### What the task requires
Return all of the lines below exactly as they are.

### Rows from a dataset
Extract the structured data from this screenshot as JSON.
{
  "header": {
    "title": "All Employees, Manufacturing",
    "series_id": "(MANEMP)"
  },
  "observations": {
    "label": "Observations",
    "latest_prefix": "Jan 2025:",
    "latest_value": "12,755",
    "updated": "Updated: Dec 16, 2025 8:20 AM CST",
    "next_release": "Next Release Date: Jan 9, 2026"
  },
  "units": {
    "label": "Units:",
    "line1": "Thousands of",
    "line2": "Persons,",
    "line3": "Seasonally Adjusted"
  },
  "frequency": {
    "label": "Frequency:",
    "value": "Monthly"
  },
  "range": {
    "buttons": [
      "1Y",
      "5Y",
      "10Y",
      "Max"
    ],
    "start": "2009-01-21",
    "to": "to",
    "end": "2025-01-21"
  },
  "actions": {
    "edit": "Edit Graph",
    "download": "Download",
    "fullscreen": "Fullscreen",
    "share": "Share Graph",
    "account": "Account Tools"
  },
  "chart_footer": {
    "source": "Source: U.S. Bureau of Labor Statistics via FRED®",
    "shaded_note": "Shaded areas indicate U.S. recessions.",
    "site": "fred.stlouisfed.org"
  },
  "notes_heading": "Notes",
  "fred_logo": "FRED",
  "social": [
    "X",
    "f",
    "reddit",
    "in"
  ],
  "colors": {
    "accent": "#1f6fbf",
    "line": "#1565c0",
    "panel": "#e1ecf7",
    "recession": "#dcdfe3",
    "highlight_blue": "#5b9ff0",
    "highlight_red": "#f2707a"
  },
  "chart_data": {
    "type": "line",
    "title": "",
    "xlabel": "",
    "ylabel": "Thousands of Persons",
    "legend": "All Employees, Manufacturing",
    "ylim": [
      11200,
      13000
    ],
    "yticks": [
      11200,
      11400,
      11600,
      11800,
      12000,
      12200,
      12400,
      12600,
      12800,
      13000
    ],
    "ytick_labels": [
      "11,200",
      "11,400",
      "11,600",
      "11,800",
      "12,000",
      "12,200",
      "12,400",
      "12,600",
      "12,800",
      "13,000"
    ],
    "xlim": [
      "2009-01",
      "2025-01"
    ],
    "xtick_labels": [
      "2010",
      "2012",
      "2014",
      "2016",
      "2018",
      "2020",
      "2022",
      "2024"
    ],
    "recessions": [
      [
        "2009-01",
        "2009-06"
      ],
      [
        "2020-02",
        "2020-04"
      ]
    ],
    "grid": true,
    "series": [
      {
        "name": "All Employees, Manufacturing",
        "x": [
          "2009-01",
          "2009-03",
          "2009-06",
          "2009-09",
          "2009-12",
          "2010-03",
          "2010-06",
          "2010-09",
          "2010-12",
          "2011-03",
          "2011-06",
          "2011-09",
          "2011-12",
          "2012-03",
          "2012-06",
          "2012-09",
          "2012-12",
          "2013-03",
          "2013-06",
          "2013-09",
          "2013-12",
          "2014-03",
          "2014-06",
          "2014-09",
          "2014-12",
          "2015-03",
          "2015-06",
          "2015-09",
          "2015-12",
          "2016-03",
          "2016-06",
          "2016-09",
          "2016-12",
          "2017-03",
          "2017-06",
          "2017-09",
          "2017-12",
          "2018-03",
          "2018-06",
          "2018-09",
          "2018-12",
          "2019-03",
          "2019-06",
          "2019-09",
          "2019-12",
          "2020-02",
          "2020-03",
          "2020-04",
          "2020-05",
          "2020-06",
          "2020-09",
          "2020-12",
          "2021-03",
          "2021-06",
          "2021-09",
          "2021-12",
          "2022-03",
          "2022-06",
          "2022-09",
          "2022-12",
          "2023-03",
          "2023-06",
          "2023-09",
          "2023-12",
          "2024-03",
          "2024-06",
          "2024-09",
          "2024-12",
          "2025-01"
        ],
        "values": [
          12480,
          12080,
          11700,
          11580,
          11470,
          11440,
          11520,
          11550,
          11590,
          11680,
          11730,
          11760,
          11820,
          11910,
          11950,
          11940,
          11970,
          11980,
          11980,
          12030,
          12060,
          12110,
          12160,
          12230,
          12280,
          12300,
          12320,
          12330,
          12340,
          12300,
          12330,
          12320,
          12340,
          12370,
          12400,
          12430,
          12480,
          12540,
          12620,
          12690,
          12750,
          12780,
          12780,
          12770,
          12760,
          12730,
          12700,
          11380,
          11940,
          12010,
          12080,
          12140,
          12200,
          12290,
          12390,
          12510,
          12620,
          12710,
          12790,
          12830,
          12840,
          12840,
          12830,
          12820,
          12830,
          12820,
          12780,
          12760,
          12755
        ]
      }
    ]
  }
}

### Task output
Extract the structured data from this screenshot as JSON.
{
  "header": {
    "title": "All Employees, Manufacturing",
    "series_id": "(MANEMP)"
  },
  "observations": {
    "label": "Observations",
    "latest_prefix": "Jan 2025:",
    "latest_value": "12,755",
    "updated": "Updated: Dec 16, 2025 8:20 AM CST",
    "next_release": "Next Release Date: Jan 9, 2026"
  },
  "units": {
    "label": "Units:",
    "line1": "Thousands of",
    "line2": "Persons,",
    "line3": "Seasonally Adjusted"
  },
  "frequency": {
    "label": "Frequency:",
    "value": "Monthly"
  },
  "range": {
    "buttons": [
      "1Y",
      "5Y",
      "10Y",
      "Max"
    ],
    "start": "2009-01-21",
    "to": "to",
    "end": "2025-01-21"
  },
  "actions": {
    "edit": "Edit Graph",
    "download": "Download",
    "fullscreen": "Fullscreen",
    "share": "Share Graph",
    "account": "Account Tools"
  },
  "chart_footer": {
    "source": "Source: U.S. Bureau of Labor Statistics via FRED®",
    "shaded_note": "Shaded areas indicate U.S. recessions.",
    "site": "fred.stlouisfed.org"
  },
  "notes_heading": "Notes",
  "fred_logo": "FRED",
  "social": [
    "X",
    "f",
    "reddit",
    "in"
  ],
  "colors": {
    "accent": "#1f6fbf",
    "line": "#1565c0",
    "panel": "#e1ecf7",
    "recession": "#dcdfe3",
    "highlight_blue": "#5b9ff0",
    "highlight_red": "#f2707a"
  },
  "chart_data": {
    "type": "line",
    "title": "",
    "xlabel": "",
    "ylabel": "Thousands of Persons",
    "legend": "All Employees, Manufacturing",
    "ylim": [
      11200,
      13000
    ],
    "yticks": [
      11200,
      11400,
      11600,
      11800,
      12000,
      12200,
      12400,
      12600,
      12800,
      13000
    ],
    "ytick_labels": [
      "11,200",
      "11,400",
      "11,600",
      "11,800",
      "12,000",
      "12,200",
      "12,400",
      "12,600",
      "12,800",
      "13,000"
    ],
    "xlim": [
      "2009-01",
      "2025-01"
    ],
    "xtick_labels": [
      "2010",
      "2012",
      "2014",
      "2016",
      "2018",
      "2020",
      "2022",
      "2024"
    ],
    "recessions": [
      [
        "2009-01",
        "2009-06"
      ],
      [
        "2020-02",
        "2020-04"
      ]
    ],
    "grid": true,
    "series": [
      {
        "name": "All Employees, Manufacturing",
        "x": [
          "2009-01",
          "2009-03",
          "2009-06",
          "2009-09",
          "2009-12",
          "2010-03",
          "2010-06",
          "2010-09",
          "2010-12",
          "2011-03",
          "2011-06",
          "2011-09",
          "2011-12",
          "2012-03",
          "2012-06",
          "2012-09",
          "2012-12",
          "2013-03",
          "2013-06",
          "2013-09",
          "2013-12",
          "2014-03",
          "2014-06",
          "2014-09",
          "2014-12",
          "2015-03",
          "2015-06",
          "2015-09",
          "2015-12",
          "2016-03",
          "2016-06",
          "2016-09",
          "2016-12",
          "2017-03",
          "2017-06",
          "2017-09",
          "2017-12",
          "2018-03",
          "2018-06",
          "2018-09",
          "2018-12",
          "2019-03",
          "2019-06",
          "2019-09",
          "2019-12",
          "2020-02",
          "2020-03",
          "2020-04",
          "2020-05",
          "2020-06",
          "2020-09",
          "2020-12",
          "2021-03",
          "2021-06",
          "2021-09",
          "2021-12",
          "2022-03",
          "2022-06",
          "2022-09",
          "2022-12",
          "2023-03",
          "2023-06",
          "2023-09",
          "2023-12",
          "2024-03",
          "2024-06",
          "2024-09",
          "2024-12",
          "2025-01"
        ],
        "values": [
          12480,
          12080,
          11700,
          11580,
          11470,
          11440,
          11520,
          11550,
          11590,
          11680,
          11730,
          11760,
          11820,
          11910,
          11950,
          11940,
          11970,
          11980,
          11980,
          12030,
          12060,
          12110,
          12160,
          12230,
          12280,
          12300,
          12320,
          12330,
          12340,
          12300,
          12330,
          12320,
          12340,
          12370,
          12400,
          12430,
          12480,
          12540,
          12620,
          12690,
          12750,
          12780,
          12780,
          12770,
          12760,
          12730,
          12700,
          11380,
          11940,
          12010,
          12080,
          12140,
          12200,
          12290,
          12390,
          12510,
          12620,
          12710,
          12790,
          12830,
          12840,
          12840,
          12830,
          12820,
          12830,
          12820,
          12780,
          12760,
          12755
        ]
      }
    ]
  }
}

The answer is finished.